┌──

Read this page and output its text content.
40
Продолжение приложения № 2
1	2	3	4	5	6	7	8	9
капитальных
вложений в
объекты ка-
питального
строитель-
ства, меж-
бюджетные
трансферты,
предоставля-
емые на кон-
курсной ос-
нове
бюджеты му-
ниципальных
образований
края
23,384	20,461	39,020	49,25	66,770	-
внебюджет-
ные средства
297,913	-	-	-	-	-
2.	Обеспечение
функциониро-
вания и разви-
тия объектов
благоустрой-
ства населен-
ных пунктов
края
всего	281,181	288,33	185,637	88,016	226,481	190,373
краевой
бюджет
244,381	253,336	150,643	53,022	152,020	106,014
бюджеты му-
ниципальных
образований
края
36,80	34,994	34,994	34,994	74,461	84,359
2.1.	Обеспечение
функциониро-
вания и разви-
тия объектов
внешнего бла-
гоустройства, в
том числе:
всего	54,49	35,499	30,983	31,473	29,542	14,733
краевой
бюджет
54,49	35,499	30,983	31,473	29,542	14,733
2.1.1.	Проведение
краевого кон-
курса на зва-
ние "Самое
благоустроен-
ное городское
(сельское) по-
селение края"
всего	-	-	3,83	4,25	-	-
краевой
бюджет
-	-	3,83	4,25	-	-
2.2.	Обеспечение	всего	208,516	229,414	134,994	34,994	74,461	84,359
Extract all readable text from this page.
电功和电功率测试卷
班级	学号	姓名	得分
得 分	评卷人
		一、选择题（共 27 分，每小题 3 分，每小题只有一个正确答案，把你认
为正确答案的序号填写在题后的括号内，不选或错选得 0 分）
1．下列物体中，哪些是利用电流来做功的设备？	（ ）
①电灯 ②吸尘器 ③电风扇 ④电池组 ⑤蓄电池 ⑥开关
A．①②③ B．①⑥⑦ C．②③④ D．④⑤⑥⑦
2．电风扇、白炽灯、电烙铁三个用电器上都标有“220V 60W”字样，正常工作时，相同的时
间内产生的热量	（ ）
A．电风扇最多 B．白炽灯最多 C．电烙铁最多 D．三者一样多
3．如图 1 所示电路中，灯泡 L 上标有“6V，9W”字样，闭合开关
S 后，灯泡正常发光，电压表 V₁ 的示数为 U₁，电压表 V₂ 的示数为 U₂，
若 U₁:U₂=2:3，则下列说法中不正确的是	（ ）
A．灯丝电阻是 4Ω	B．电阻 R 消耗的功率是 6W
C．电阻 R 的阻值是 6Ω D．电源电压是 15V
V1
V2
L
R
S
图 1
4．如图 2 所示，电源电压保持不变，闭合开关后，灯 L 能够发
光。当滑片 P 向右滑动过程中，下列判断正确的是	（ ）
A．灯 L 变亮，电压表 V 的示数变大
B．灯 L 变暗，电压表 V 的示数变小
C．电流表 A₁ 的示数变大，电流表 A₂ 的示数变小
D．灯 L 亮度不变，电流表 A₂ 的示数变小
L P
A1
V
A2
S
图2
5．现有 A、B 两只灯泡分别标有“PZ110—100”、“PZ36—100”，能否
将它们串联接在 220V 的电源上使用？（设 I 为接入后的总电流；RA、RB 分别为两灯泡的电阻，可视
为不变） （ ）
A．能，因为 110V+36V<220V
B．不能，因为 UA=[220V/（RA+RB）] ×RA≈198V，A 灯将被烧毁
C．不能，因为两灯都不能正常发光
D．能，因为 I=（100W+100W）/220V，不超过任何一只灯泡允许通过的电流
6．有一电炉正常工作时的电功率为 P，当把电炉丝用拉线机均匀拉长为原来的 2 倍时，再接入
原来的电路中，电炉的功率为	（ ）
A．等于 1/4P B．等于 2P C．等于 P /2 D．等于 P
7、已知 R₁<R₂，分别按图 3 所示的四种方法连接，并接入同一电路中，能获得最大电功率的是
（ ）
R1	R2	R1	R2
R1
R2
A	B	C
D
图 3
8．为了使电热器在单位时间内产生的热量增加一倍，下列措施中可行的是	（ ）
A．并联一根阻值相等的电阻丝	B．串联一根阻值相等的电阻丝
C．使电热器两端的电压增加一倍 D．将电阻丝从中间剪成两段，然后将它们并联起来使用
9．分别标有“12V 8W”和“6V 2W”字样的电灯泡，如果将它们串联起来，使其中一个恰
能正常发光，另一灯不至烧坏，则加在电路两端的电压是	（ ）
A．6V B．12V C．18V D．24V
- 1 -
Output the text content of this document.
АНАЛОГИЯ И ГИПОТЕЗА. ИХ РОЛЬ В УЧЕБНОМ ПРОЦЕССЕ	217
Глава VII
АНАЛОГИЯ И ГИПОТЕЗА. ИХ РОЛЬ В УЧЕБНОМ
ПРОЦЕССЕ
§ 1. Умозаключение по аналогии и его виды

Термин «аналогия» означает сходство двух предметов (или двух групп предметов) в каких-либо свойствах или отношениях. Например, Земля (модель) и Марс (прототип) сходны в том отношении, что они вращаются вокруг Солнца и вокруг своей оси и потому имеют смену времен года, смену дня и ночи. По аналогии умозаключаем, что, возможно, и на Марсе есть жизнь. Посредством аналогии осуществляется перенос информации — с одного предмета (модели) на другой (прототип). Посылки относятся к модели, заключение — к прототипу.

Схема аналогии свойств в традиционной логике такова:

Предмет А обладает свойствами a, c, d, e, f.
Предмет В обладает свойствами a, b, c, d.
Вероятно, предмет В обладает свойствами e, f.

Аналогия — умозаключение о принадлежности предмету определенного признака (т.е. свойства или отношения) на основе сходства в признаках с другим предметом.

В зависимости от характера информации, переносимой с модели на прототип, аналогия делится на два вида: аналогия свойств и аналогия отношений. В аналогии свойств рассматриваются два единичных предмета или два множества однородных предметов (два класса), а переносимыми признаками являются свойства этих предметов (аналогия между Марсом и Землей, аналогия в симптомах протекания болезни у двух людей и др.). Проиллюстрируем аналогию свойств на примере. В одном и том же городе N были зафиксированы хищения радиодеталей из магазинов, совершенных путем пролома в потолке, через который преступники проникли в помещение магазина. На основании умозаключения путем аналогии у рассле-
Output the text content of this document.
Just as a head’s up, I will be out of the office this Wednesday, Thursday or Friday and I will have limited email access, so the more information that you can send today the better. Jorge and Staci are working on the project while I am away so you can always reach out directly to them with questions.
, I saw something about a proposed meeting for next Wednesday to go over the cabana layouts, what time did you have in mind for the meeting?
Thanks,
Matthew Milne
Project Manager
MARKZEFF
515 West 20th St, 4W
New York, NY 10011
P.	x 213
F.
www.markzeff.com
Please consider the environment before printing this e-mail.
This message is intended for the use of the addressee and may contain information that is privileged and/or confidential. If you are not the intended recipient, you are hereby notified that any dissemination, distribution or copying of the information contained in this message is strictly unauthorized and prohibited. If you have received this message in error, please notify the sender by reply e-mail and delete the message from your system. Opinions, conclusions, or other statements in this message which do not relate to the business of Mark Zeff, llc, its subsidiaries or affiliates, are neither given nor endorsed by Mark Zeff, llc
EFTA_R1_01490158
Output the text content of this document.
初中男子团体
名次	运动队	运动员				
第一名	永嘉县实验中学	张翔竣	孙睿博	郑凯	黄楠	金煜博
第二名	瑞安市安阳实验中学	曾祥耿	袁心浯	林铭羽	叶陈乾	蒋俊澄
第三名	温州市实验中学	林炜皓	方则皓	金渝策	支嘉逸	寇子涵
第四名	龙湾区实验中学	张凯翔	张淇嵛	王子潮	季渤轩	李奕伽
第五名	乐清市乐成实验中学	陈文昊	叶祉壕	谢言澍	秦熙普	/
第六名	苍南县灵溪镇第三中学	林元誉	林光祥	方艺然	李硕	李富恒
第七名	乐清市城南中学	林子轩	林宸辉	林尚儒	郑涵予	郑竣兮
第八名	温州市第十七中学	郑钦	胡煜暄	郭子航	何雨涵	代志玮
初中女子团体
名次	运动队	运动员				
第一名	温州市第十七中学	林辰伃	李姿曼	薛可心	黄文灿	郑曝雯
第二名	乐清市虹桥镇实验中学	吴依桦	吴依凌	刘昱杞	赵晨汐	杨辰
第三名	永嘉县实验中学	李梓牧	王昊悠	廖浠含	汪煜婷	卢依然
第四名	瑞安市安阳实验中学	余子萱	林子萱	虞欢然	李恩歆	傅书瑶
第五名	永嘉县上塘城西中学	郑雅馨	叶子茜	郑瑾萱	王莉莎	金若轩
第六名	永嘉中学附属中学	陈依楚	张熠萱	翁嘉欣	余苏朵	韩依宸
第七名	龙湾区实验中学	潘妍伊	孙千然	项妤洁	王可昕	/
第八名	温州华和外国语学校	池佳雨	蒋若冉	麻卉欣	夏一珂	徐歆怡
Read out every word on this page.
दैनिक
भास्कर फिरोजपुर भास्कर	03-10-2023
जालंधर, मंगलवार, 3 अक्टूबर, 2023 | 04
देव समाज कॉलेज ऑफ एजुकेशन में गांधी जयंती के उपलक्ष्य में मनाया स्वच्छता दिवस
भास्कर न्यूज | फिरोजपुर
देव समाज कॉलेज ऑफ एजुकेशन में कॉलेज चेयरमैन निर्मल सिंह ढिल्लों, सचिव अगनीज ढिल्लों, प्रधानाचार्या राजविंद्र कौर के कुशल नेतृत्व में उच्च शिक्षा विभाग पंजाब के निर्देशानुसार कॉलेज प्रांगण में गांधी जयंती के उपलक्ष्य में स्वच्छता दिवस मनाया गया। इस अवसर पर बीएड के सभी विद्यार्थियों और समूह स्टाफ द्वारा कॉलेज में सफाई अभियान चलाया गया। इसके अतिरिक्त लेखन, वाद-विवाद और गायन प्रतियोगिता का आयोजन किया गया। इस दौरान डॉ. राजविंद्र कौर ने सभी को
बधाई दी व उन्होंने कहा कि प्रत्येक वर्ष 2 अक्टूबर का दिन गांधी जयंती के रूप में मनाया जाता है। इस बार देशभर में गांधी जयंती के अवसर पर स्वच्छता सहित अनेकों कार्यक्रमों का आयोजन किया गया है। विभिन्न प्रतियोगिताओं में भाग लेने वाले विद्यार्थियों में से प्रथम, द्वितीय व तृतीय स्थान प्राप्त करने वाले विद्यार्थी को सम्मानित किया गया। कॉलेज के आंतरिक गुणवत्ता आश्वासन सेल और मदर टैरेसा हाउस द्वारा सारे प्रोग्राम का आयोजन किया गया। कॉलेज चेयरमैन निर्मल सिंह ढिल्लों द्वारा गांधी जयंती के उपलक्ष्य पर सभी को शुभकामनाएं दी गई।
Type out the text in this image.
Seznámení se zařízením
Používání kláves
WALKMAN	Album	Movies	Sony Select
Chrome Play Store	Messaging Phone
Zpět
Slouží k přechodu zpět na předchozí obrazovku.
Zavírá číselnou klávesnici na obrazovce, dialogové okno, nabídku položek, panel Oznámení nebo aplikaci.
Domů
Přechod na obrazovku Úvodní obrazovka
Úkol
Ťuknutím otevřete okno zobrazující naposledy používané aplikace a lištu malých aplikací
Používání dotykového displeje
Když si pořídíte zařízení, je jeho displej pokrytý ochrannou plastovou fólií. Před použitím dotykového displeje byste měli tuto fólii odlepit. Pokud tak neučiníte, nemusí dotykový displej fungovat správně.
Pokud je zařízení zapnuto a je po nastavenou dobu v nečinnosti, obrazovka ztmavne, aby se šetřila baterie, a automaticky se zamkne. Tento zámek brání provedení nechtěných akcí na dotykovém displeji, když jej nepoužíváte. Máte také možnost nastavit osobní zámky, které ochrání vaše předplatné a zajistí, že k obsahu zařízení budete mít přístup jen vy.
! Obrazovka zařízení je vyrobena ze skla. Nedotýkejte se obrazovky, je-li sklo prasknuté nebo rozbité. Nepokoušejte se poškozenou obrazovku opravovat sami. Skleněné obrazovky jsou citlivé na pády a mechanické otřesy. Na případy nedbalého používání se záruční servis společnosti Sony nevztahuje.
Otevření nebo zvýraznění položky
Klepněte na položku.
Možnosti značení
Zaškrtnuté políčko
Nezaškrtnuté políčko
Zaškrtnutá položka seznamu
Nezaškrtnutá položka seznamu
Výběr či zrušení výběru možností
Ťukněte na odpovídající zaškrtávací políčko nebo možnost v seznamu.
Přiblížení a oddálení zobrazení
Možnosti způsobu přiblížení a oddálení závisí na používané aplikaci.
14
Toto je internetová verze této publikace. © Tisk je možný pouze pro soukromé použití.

└──

• DO THIS:
Scan the listing above for the word "свойствами" and copy every line that holds it.

• EXERCISE OUTPUT:
Предмет А обладает свойствами a, c, d, e, f.
Предмет В обладает свойствами a, b, c, d.
Вероятно, предмет В обладает свойствами e, f.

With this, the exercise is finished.